● **Written problem**: Output, word for word, every line from the line with "Read all visible content and emit it as JSON." through the final line of the data below.

[Start Raw data]

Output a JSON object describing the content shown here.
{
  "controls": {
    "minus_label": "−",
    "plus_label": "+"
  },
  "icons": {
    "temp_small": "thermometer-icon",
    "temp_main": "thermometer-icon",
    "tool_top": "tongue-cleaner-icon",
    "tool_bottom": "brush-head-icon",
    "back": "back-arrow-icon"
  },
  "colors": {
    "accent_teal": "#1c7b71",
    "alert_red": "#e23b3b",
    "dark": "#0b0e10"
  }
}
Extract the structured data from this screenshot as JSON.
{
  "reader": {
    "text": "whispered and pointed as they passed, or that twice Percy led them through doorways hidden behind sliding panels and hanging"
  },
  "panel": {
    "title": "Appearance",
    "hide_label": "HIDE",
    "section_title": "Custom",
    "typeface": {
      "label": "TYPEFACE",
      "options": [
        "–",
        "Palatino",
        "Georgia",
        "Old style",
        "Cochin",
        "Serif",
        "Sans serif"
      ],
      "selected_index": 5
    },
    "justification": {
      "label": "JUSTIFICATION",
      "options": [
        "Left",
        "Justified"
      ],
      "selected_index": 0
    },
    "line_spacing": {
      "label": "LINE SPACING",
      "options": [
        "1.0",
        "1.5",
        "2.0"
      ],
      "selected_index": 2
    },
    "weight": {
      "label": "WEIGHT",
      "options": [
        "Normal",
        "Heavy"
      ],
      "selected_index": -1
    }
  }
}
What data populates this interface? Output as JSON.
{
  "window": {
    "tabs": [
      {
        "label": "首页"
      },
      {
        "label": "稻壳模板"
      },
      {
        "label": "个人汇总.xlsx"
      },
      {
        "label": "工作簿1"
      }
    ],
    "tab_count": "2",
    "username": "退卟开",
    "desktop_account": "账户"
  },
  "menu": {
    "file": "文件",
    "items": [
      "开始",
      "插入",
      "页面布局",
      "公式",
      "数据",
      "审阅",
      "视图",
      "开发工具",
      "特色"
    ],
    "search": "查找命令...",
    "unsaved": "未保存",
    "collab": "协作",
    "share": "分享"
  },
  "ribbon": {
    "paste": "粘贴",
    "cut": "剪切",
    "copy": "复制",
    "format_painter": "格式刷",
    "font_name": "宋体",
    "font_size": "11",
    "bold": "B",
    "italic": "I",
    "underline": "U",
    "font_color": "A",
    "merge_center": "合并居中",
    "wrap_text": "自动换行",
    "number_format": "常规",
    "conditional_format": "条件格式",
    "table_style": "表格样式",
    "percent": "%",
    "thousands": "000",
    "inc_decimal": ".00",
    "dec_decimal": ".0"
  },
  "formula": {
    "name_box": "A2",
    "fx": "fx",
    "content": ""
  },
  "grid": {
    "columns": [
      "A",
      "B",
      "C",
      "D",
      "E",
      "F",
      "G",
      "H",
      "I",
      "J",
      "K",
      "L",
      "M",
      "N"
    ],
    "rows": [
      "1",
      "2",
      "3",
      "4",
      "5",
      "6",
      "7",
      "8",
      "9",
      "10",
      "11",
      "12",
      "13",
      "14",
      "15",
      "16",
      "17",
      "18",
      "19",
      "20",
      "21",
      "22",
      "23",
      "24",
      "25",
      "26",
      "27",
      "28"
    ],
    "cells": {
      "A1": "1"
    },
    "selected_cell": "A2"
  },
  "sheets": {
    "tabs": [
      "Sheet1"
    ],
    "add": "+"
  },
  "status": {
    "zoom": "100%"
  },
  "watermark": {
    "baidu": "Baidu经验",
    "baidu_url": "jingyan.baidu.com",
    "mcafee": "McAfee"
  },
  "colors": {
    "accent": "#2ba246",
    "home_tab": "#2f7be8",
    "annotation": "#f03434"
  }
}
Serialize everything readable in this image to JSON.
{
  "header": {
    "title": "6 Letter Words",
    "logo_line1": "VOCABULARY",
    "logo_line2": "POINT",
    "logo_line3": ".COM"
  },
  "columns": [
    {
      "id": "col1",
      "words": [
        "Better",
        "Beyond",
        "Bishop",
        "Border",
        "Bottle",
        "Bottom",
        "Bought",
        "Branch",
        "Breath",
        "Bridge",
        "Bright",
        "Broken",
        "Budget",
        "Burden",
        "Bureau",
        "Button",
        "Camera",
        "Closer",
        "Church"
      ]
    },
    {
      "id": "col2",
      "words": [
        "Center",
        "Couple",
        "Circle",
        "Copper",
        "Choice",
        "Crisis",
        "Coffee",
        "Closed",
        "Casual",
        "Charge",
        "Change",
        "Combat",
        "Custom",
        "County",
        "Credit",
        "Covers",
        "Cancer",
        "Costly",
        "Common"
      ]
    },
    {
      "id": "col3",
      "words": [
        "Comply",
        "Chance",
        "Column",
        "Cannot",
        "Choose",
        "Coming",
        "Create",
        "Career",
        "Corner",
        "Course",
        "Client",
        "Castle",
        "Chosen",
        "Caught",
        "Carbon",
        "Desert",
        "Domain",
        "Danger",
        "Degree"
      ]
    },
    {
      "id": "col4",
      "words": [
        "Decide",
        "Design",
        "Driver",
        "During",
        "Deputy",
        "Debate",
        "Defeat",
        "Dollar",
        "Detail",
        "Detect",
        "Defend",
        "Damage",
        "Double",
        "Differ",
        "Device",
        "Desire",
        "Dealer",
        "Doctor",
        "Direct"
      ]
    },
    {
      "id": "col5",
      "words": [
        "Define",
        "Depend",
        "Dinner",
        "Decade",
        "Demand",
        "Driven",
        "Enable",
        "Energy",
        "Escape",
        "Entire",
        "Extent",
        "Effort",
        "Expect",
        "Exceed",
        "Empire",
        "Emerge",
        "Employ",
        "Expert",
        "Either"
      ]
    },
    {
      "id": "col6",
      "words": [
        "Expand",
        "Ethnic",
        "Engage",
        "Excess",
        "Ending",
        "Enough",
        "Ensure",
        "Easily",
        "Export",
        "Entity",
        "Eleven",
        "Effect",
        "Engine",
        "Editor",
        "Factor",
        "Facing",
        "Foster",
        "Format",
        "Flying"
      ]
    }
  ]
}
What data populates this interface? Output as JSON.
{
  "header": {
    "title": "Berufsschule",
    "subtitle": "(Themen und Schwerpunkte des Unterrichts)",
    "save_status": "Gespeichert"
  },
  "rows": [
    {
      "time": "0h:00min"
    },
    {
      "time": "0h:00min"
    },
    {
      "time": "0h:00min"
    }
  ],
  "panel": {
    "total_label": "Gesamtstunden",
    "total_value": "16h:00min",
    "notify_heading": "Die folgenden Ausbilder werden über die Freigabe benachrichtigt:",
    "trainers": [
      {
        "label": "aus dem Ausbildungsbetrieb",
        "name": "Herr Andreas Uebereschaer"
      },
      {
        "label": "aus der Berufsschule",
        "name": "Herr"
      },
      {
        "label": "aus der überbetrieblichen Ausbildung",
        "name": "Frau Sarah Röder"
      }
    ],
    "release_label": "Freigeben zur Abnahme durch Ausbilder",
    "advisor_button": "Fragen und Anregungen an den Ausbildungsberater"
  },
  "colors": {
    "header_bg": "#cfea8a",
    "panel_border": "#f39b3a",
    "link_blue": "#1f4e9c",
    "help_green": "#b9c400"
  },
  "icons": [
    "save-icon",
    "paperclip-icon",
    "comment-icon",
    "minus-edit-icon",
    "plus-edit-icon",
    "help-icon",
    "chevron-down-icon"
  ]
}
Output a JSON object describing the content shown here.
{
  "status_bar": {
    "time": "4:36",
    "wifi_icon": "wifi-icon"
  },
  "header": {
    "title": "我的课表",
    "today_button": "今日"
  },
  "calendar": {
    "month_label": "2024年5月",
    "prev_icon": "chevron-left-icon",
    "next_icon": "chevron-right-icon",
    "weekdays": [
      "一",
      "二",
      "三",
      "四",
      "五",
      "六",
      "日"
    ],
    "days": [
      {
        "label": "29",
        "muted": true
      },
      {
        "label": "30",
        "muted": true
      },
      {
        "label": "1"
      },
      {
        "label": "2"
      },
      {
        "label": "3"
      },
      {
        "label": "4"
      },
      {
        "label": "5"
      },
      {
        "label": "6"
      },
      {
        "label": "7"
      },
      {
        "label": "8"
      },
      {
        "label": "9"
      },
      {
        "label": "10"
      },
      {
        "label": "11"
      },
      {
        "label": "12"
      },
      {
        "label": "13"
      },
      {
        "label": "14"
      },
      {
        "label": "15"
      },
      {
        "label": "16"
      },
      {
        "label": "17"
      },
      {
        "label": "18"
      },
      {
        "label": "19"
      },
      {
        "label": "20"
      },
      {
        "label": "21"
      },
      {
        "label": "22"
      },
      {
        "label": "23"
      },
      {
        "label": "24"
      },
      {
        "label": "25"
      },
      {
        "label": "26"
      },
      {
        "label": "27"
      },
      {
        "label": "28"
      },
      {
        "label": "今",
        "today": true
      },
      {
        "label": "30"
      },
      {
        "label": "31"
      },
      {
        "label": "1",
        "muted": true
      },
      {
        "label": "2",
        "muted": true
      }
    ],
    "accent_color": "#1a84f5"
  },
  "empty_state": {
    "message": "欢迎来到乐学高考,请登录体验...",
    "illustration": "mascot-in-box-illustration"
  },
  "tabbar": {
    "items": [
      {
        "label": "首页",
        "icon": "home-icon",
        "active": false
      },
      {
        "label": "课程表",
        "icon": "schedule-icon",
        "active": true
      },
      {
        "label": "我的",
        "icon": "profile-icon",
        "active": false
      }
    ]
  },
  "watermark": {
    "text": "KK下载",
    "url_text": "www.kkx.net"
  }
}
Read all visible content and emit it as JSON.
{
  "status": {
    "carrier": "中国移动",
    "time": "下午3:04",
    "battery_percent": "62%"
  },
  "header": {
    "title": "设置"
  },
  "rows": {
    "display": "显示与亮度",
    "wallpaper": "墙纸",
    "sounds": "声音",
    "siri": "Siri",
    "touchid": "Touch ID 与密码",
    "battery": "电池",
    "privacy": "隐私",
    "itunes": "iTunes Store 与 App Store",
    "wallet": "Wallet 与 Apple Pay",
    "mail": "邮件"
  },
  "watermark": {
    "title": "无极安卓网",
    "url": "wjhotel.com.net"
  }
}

[End Raw data]

● **Result of this task**:
Read all visible content and emit it as JSON.
{
  "status": {
    "carrier": "中国移动",
    "time": "下午3:04",
    "battery_percent": "62%"
  },
  "header": {
    "title": "设置"
  },
  "rows": {
    "display": "显示与亮度",
    "wallpaper": "墙纸",
    "sounds": "声音",
    "siri": "Siri",
    "touchid": "Touch ID 与密码",
    "battery": "电池",
    "privacy": "隐私",
    "itunes": "iTunes Store 与 App Store",
    "wallet": "Wallet 与 Apple Pay",
    "mail": "邮件"
  },
  "watermark": {
    "title": "无极安卓网",
    "url": "wjhotel.com.net"
  }
}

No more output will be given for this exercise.